- [Given request]: Extract the records below word for word and ignore the images.

- [Given data]:
____________
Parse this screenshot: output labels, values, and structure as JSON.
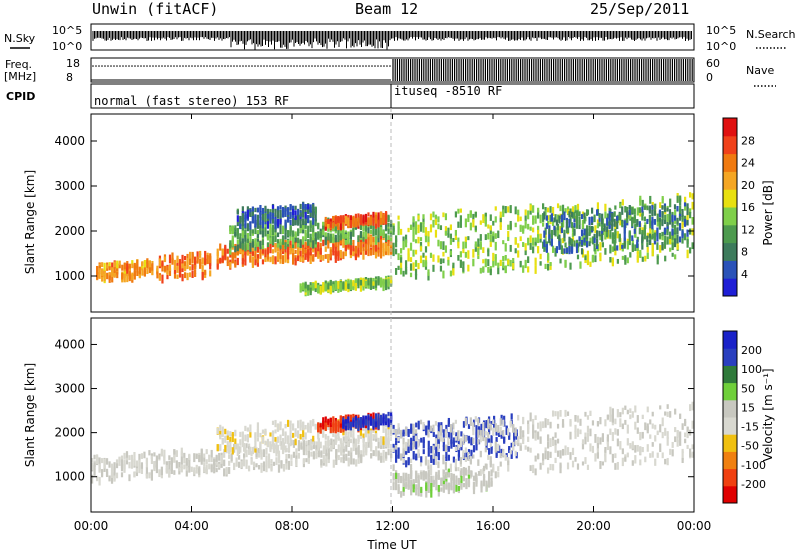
{
  "header": {
    "station": "Unwin (fitACF)",
    "beam": "Beam 12",
    "date": "25/Sep/2011"
  },
  "strip_labels": {
    "nsky": "N.Sky",
    "nsky_tick_top": "10^5",
    "nsky_tick_bottom": "10^0",
    "nsearch": "N.Search",
    "nsearch_tick_top": "10^5",
    "nsearch_tick_bottom": "10^0",
    "freq": "Freq.",
    "freq_unit": "[MHz]",
    "freq_tick_top": "18",
    "freq_tick_bottom": "8",
    "nave": "Nave",
    "nave_tick_top": "60",
    "nave_tick_bottom": "0",
    "cpid": "CPID",
    "cpid_mode_1": "normal (fast stereo) 153 RF",
    "cpid_mode_2": "ituseq -8510 RF"
  },
  "colors": {
    "power": [
      "#1f1fd6",
      "#2a52b8",
      "#3d7b5c",
      "#4d9a4e",
      "#7fcf4a",
      "#e8e010",
      "#f5a623",
      "#f07a10",
      "#f0411a",
      "#e01010"
    ],
    "velocity": [
      "#1a22c8",
      "#2a3fbf",
      "#2f7a3a",
      "#6fcf3a",
      "#c8c8c0",
      "#d8d8d0",
      "#f0c010",
      "#f08010",
      "#f04010",
      "#e00000"
    ]
  },
  "chart_data": [
    {
      "type": "heatmap",
      "name": "power",
      "xlabel": "",
      "ylabel": "Slant Range [km]",
      "x_ticks": [
        "00:00",
        "04:00",
        "08:00",
        "12:00",
        "16:00",
        "20:00",
        "00:00"
      ],
      "y_ticks": [
        "1000",
        "2000",
        "3000",
        "4000"
      ],
      "ylim": [
        200,
        4600
      ],
      "xlim_hours": [
        0,
        24
      ],
      "colorbar": {
        "label": "Power [dB]",
        "ticks": [
          "4",
          "8",
          "12",
          "16",
          "20",
          "24",
          "28"
        ],
        "range": [
          0,
          32
        ]
      },
      "bands": [
        {
          "x_start": 0.2,
          "x_end": 2.5,
          "range_center": 1150,
          "width": 350,
          "value": 22
        },
        {
          "x_start": 2.6,
          "x_end": 4.8,
          "range_center": 1250,
          "width": 500,
          "value": 24
        },
        {
          "x_start": 5.0,
          "x_end": 12.0,
          "range_center": 1500,
          "width": 450,
          "value": 24
        },
        {
          "x_start": 5.5,
          "x_end": 12.0,
          "range_center": 1900,
          "width": 500,
          "value": 12
        },
        {
          "x_start": 9.3,
          "x_end": 11.8,
          "range_center": 2250,
          "width": 200,
          "value": 26
        },
        {
          "x_start": 5.8,
          "x_end": 9.0,
          "range_center": 2350,
          "width": 400,
          "value": 6
        },
        {
          "x_start": 8.3,
          "x_end": 12.0,
          "range_center": 800,
          "width": 150,
          "value": 14
        },
        {
          "x_start": 12.0,
          "x_end": 24.0,
          "range_center": 1700,
          "width": 1400,
          "value": 14
        },
        {
          "x_start": 18.0,
          "x_end": 23.8,
          "range_center": 2000,
          "width": 900,
          "value": 8
        }
      ]
    },
    {
      "type": "heatmap",
      "name": "velocity",
      "xlabel": "Time UT",
      "ylabel": "Slant Range [km]",
      "x_ticks": [
        "00:00",
        "04:00",
        "08:00",
        "12:00",
        "16:00",
        "20:00",
        "00:00"
      ],
      "y_ticks": [
        "1000",
        "2000",
        "3000",
        "4000"
      ],
      "ylim": [
        200,
        4600
      ],
      "xlim_hours": [
        0,
        24
      ],
      "colorbar": {
        "label": "Velocity [m s⁻¹]",
        "ticks": [
          "200",
          "100",
          "50",
          "15",
          "-15",
          "-50",
          "-100",
          "-200"
        ],
        "range": [
          -250,
          250
        ]
      },
      "bands": [
        {
          "x_start": 0.0,
          "x_end": 12.0,
          "range_center": 1250,
          "width": 550,
          "value": 0
        },
        {
          "x_start": 5.0,
          "x_end": 12.0,
          "range_center": 1900,
          "width": 600,
          "value": -40
        },
        {
          "x_start": 9.0,
          "x_end": 11.5,
          "range_center": 2250,
          "width": 250,
          "value": -200
        },
        {
          "x_start": 10.0,
          "x_end": 12.0,
          "range_center": 2300,
          "width": 200,
          "value": 200
        },
        {
          "x_start": 12.0,
          "x_end": 17.0,
          "range_center": 1800,
          "width": 900,
          "value": 180
        },
        {
          "x_start": 12.0,
          "x_end": 24.0,
          "range_center": 1600,
          "width": 1300,
          "value": 0
        },
        {
          "x_start": 12.0,
          "x_end": 16.0,
          "range_center": 900,
          "width": 500,
          "value": 40
        }
      ]
    }
  ]
}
____________
- [Final result]:
Parse this screenshot: output labels, values, and structure as JSON.
{
  "header": {
    "station": "Unwin (fitACF)",
    "beam": "Beam 12",
    "date": "25/Sep/2011"
  },
  "strip_labels": {
    "nsky": "N.Sky",
    "nsky_tick_top": "10^5",
    "nsky_tick_bottom": "10^0",
    "nsearch": "N.Search",
    "nsearch_tick_top": "10^5",
    "nsearch_tick_bottom": "10^0",
    "freq": "Freq.",
    "freq_unit": "[MHz]",
    "freq_tick_top": "18",
    "freq_tick_bottom": "8",
    "nave": "Nave",
    "nave_tick_top": "60",
    "nave_tick_bottom": "0",
    "cpid": "CPID",
    "cpid_mode_1": "normal (fast stereo) 153 RF",
    "cpid_mode_2": "ituseq -8510 RF"
  },
  "colors": {
    "power": [
      "#1f1fd6",
      "#2a52b8",
      "#3d7b5c",
      "#4d9a4e",
      "#7fcf4a",
      "#e8e010",
      "#f5a623",
      "#f07a10",
      "#f0411a",
      "#e01010"
    ],
    "velocity": [
      "#1a22c8",
      "#2a3fbf",
      "#2f7a3a",
      "#6fcf3a",
      "#c8c8c0",
      "#d8d8d0",
      "#f0c010",
      "#f08010",
      "#f04010",
      "#e00000"
    ]
  },
  "chart_data": [
    {
      "type": "heatmap",
      "name": "power",
      "xlabel": "",
      "ylabel": "Slant Range [km]",
      "x_ticks": [
        "00:00",
        "04:00",
        "08:00",
        "12:00",
        "16:00",
        "20:00",
        "00:00"
      ],
      "y_ticks": [
        "1000",
        "2000",
        "3000",
        "4000"
      ],
      "ylim": [
        200,
        4600
      ],
      "xlim_hours": [
        0,
        24
      ],
      "colorbar": {
        "label": "Power [dB]",
        "ticks": [
          "4",
          "8",
          "12",
          "16",
          "20",
          "24",
          "28"
        ],
        "range": [
          0,
          32
        ]
      },
      "bands": [
        {
          "x_start": 0.2,
          "x_end": 2.5,
          "range_center": 1150,
          "width": 350,
          "value": 22
        },
        {
          "x_start": 2.6,
          "x_end": 4.8,
          "range_center": 1250,
          "width": 500,
          "value": 24
        },
        {
          "x_start": 5.0,
          "x_end": 12.0,
          "range_center": 1500,
          "width": 450,
          "value": 24
        },
        {
          "x_start": 5.5,
          "x_end": 12.0,
          "range_center": 1900,
          "width": 500,
          "value": 12
        },
        {
          "x_start": 9.3,
          "x_end": 11.8,
          "range_center": 2250,
          "width": 200,
          "value": 26
        },
        {
          "x_start": 5.8,
          "x_end": 9.0,
          "range_center": 2350,
          "width": 400,
          "value": 6
        },
        {
          "x_start": 8.3,
          "x_end": 12.0,
          "range_center": 800,
          "width": 150,
          "value": 14
        },
        {
          "x_start": 12.0,
          "x_end": 24.0,
          "range_center": 1700,
          "width": 1400,
          "value": 14
        },
        {
          "x_start": 18.0,
          "x_end": 23.8,
          "range_center": 2000,
          "width": 900,
          "value": 8
        }
      ]
    },
    {
      "type": "heatmap",
      "name": "velocity",
      "xlabel": "Time UT",
      "ylabel": "Slant Range [km]",
      "x_ticks": [
        "00:00",
        "04:00",
        "08:00",
        "12:00",
        "16:00",
        "20:00",
        "00:00"
      ],
      "y_ticks": [
        "1000",
        "2000",
        "3000",
        "4000"
      ],
      "ylim": [
        200,
        4600
      ],
      "xlim_hours": [
        0,
        24
      ],
      "colorbar": {
        "label": "Velocity [m s⁻¹]",
        "ticks": [
          "200",
          "100",
          "50",
          "15",
          "-15",
          "-50",
          "-100",
          "-200"
        ],
        "range": [
          -250,
          250
        ]
      },
      "bands": [
        {
          "x_start": 0.0,
          "x_end": 12.0,
          "range_center": 1250,
          "width": 550,
          "value": 0
        },
        {
          "x_start": 5.0,
          "x_end": 12.0,
          "range_center": 1900,
          "width": 600,
          "value": -40
        },
        {
          "x_start": 9.0,
          "x_end": 11.5,
          "range_center": 2250,
          "width": 250,
          "value": -200
        },
        {
          "x_start": 10.0,
          "x_end": 12.0,
          "range_center": 2300,
          "width": 200,
          "value": 200
        },
        {
          "x_start": 12.0,
          "x_end": 17.0,
          "range_center": 1800,
          "width": 900,
          "value": 180
        },
        {
          "x_start": 12.0,
          "x_end": 24.0,
          "range_center": 1600,
          "width": 1300,
          "value": 0
        },
        {
          "x_start": 12.0,
          "x_end": 16.0,
          "range_center": 900,
          "width": 500,
          "value": 40
        }
      ]
    }
  ]
}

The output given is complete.